* [Short problem]: Every entry below should be transcribed exactly; pictures stay out of the copy.

* [Data for the task]:

* * * * * * * * *

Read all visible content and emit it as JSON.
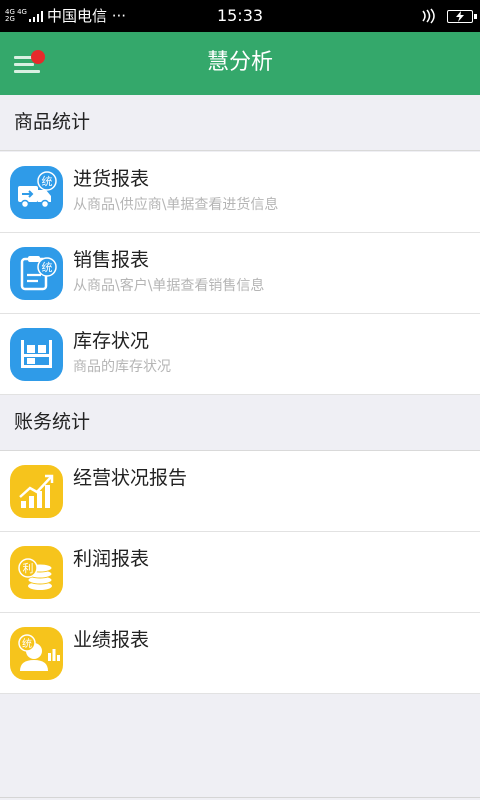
{
  "status_bar": {
    "network_top": "4G 4G",
    "network_bottom": "2G",
    "carrier": "中国电信 ···",
    "time": "15:33"
  },
  "header": {
    "title": "慧分析",
    "menu_icon": "hamburger-icon",
    "notification_color": "#e52b2b",
    "background_color": "#34a86b"
  },
  "sections": [
    {
      "title": "商品统计",
      "items": [
        {
          "title": "进货报表",
          "subtitle": "从商品\\供应商\\单据查看进货信息",
          "icon": "purchase-truck-icon",
          "icon_badge": "统",
          "icon_color": "#2f9be8"
        },
        {
          "title": "销售报表",
          "subtitle": "从商品\\客户\\单据查看销售信息",
          "icon": "sales-clipboard-icon",
          "icon_badge": "统",
          "icon_color": "#2f9be8"
        },
        {
          "title": "库存状况",
          "subtitle": "商品的库存状况",
          "icon": "inventory-shelf-icon",
          "icon_color": "#2f9be8"
        }
      ]
    },
    {
      "title": "账务统计",
      "items": [
        {
          "title": "经营状况报告",
          "subtitle": "",
          "icon": "growth-chart-icon",
          "icon_color": "#f6c41c"
        },
        {
          "title": "利润报表",
          "subtitle": "",
          "icon": "profit-coins-icon",
          "icon_badge": "利",
          "icon_color": "#f6c41c"
        },
        {
          "title": "业绩报表",
          "subtitle": "",
          "icon": "performance-person-icon",
          "icon_badge": "统",
          "icon_color": "#f6c41c"
        }
      ]
    }
  ]
}
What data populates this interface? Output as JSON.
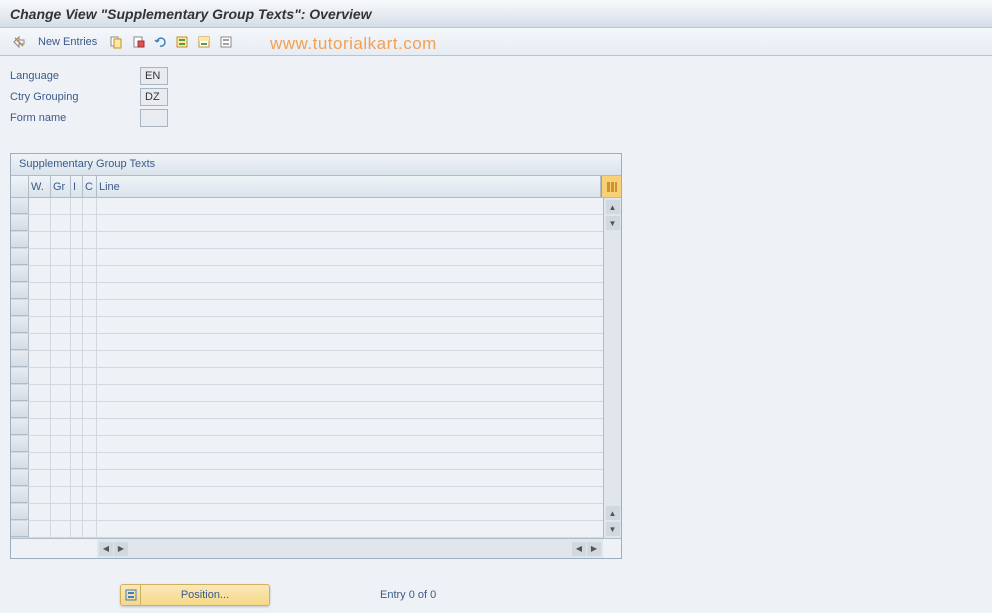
{
  "title": "Change View \"Supplementary Group Texts\": Overview",
  "toolbar": {
    "new_entries": "New Entries"
  },
  "watermark": "www.tutorialkart.com",
  "form": {
    "language_label": "Language",
    "language_value": "EN",
    "ctry_label": "Ctry Grouping",
    "ctry_value": "DZ",
    "formname_label": "Form name",
    "formname_value": ""
  },
  "table": {
    "title": "Supplementary Group Texts",
    "col_w": "W.",
    "col_gr": "Gr",
    "col_i": "I",
    "col_c": "C",
    "col_line": "Line"
  },
  "footer": {
    "position_label": "Position...",
    "entry_status": "Entry 0 of 0"
  }
}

* * * * * * * * *

* [Response to this task]:
Read all visible content and emit it as JSON.
{
  "status_bar": {
    "network_top": "4G 4G",
    "network_bottom": "2G",
    "carrier": "中国电信 ···",
    "time": "15:33"
  },
  "header": {
    "title": "慧分析",
    "menu_icon": "hamburger-icon",
    "notification_color": "#e52b2b",
    "background_color": "#34a86b"
  },
  "sections": [
    {
      "title": "商品统计",
      "items": [
        {
          "title": "进货报表",
          "subtitle": "从商品\\供应商\\单据查看进货信息",
          "icon": "purchase-truck-icon",
          "icon_badge": "统",
          "icon_color": "#2f9be8"
        },
        {
          "title": "销售报表",
          "subtitle": "从商品\\客户\\单据查看销售信息",
          "icon": "sales-clipboard-icon",
          "icon_badge": "统",
          "icon_color": "#2f9be8"
        },
        {
          "title": "库存状况",
          "subtitle": "商品的库存状况",
          "icon": "inventory-shelf-icon",
          "icon_color": "#2f9be8"
        }
      ]
    },
    {
      "title": "账务统计",
      "items": [
        {
          "title": "经营状况报告",
          "subtitle": "",
          "icon": "growth-chart-icon",
          "icon_color": "#f6c41c"
        },
        {
          "title": "利润报表",
          "subtitle": "",
          "icon": "profit-coins-icon",
          "icon_badge": "利",
          "icon_color": "#f6c41c"
        },
        {
          "title": "业绩报表",
          "subtitle": "",
          "icon": "performance-person-icon",
          "icon_badge": "统",
          "icon_color": "#f6c41c"
        }
      ]
    }
  ]
}
What data populates this interface? Output as JSON.
{
  "title": "Change View \"Supplementary Group Texts\": Overview",
  "toolbar": {
    "new_entries": "New Entries"
  },
  "watermark": "www.tutorialkart.com",
  "form": {
    "language_label": "Language",
    "language_value": "EN",
    "ctry_label": "Ctry Grouping",
    "ctry_value": "DZ",
    "formname_label": "Form name",
    "formname_value": ""
  },
  "table": {
    "title": "Supplementary Group Texts",
    "col_w": "W.",
    "col_gr": "Gr",
    "col_i": "I",
    "col_c": "C",
    "col_line": "Line"
  },
  "footer": {
    "position_label": "Position...",
    "entry_status": "Entry 0 of 0"
  }
}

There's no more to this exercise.